BRIEF:
Write out all the lines again, precisely as they stand, but without the images.

[Data items]
++++
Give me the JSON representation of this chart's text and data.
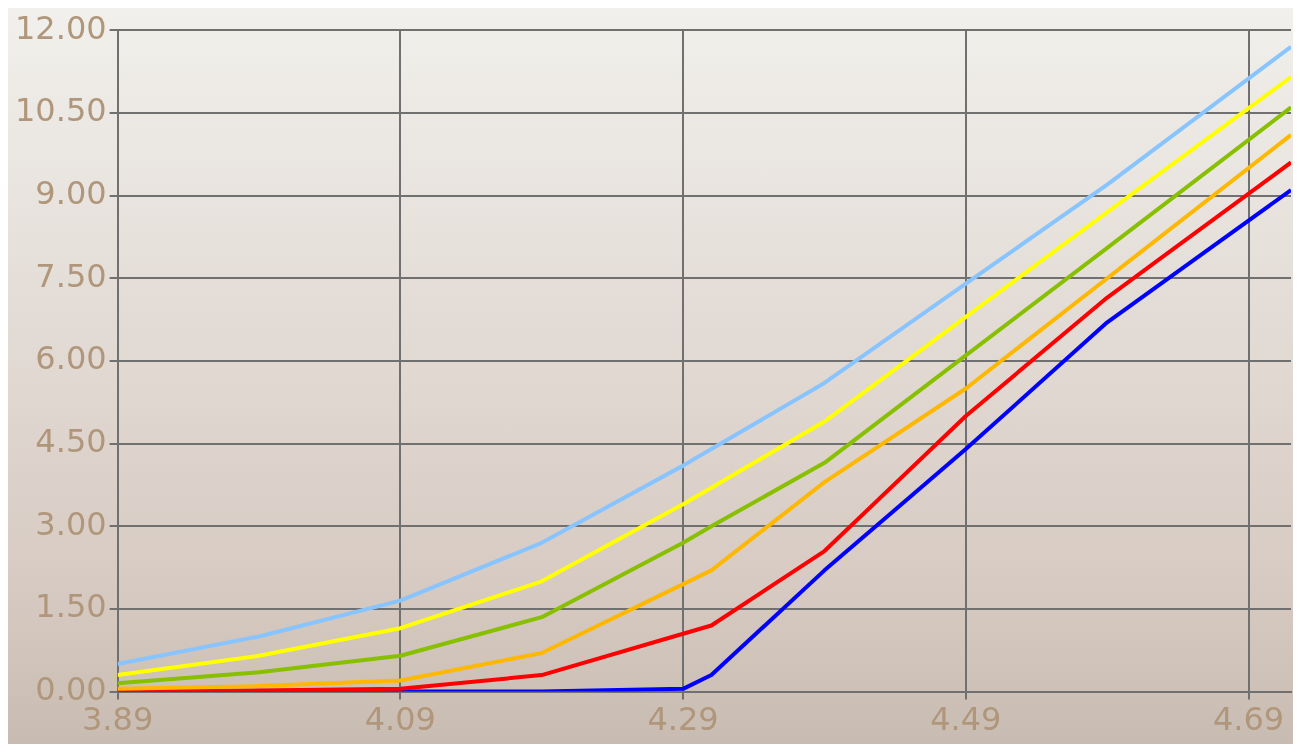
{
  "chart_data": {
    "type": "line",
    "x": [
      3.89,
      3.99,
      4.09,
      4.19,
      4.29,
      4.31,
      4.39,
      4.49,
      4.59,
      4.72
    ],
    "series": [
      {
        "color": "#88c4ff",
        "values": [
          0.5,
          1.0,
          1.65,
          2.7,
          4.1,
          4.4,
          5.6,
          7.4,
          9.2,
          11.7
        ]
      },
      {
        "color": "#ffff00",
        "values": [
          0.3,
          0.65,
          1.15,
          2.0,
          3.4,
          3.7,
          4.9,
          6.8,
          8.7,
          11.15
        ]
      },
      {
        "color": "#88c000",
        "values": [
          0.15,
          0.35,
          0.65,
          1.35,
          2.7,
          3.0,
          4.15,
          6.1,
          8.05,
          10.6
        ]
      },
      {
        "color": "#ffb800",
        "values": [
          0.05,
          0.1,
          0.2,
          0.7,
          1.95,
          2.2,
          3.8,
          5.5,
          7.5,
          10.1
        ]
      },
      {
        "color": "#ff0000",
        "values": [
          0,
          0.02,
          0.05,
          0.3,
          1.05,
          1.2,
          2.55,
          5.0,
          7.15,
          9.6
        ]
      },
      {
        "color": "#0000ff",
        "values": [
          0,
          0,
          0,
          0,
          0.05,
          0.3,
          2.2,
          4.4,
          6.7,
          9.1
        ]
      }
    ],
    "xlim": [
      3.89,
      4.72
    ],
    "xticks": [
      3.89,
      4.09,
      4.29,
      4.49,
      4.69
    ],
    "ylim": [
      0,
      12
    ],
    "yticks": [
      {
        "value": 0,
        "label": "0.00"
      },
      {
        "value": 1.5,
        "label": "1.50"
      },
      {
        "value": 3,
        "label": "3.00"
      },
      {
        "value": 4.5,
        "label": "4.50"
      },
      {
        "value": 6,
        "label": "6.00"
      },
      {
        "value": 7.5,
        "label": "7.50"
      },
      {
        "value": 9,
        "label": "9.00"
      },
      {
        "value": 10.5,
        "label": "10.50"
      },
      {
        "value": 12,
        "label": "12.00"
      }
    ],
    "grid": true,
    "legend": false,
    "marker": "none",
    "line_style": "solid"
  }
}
++++
SOLUTION FOR THIS TASK:
Give me the JSON representation of this chart's text and data.
{
  "chart_data": {
    "type": "line",
    "x": [
      3.89,
      3.99,
      4.09,
      4.19,
      4.29,
      4.31,
      4.39,
      4.49,
      4.59,
      4.72
    ],
    "series": [
      {
        "color": "#88c4ff",
        "values": [
          0.5,
          1.0,
          1.65,
          2.7,
          4.1,
          4.4,
          5.6,
          7.4,
          9.2,
          11.7
        ]
      },
      {
        "color": "#ffff00",
        "values": [
          0.3,
          0.65,
          1.15,
          2.0,
          3.4,
          3.7,
          4.9,
          6.8,
          8.7,
          11.15
        ]
      },
      {
        "color": "#88c000",
        "values": [
          0.15,
          0.35,
          0.65,
          1.35,
          2.7,
          3.0,
          4.15,
          6.1,
          8.05,
          10.6
        ]
      },
      {
        "color": "#ffb800",
        "values": [
          0.05,
          0.1,
          0.2,
          0.7,
          1.95,
          2.2,
          3.8,
          5.5,
          7.5,
          10.1
        ]
      },
      {
        "color": "#ff0000",
        "values": [
          0,
          0.02,
          0.05,
          0.3,
          1.05,
          1.2,
          2.55,
          5.0,
          7.15,
          9.6
        ]
      },
      {
        "color": "#0000ff",
        "values": [
          0,
          0,
          0,
          0,
          0.05,
          0.3,
          2.2,
          4.4,
          6.7,
          9.1
        ]
      }
    ],
    "xlim": [
      3.89,
      4.72
    ],
    "xticks": [
      3.89,
      4.09,
      4.29,
      4.49,
      4.69
    ],
    "ylim": [
      0,
      12
    ],
    "yticks": [
      {
        "value": 0,
        "label": "0.00"
      },
      {
        "value": 1.5,
        "label": "1.50"
      },
      {
        "value": 3,
        "label": "3.00"
      },
      {
        "value": 4.5,
        "label": "4.50"
      },
      {
        "value": 6,
        "label": "6.00"
      },
      {
        "value": 7.5,
        "label": "7.50"
      },
      {
        "value": 9,
        "label": "9.00"
      },
      {
        "value": 10.5,
        "label": "10.50"
      },
      {
        "value": 12,
        "label": "12.00"
      }
    ],
    "grid": true,
    "legend": false,
    "marker": "none",
    "line_style": "solid"
  }
}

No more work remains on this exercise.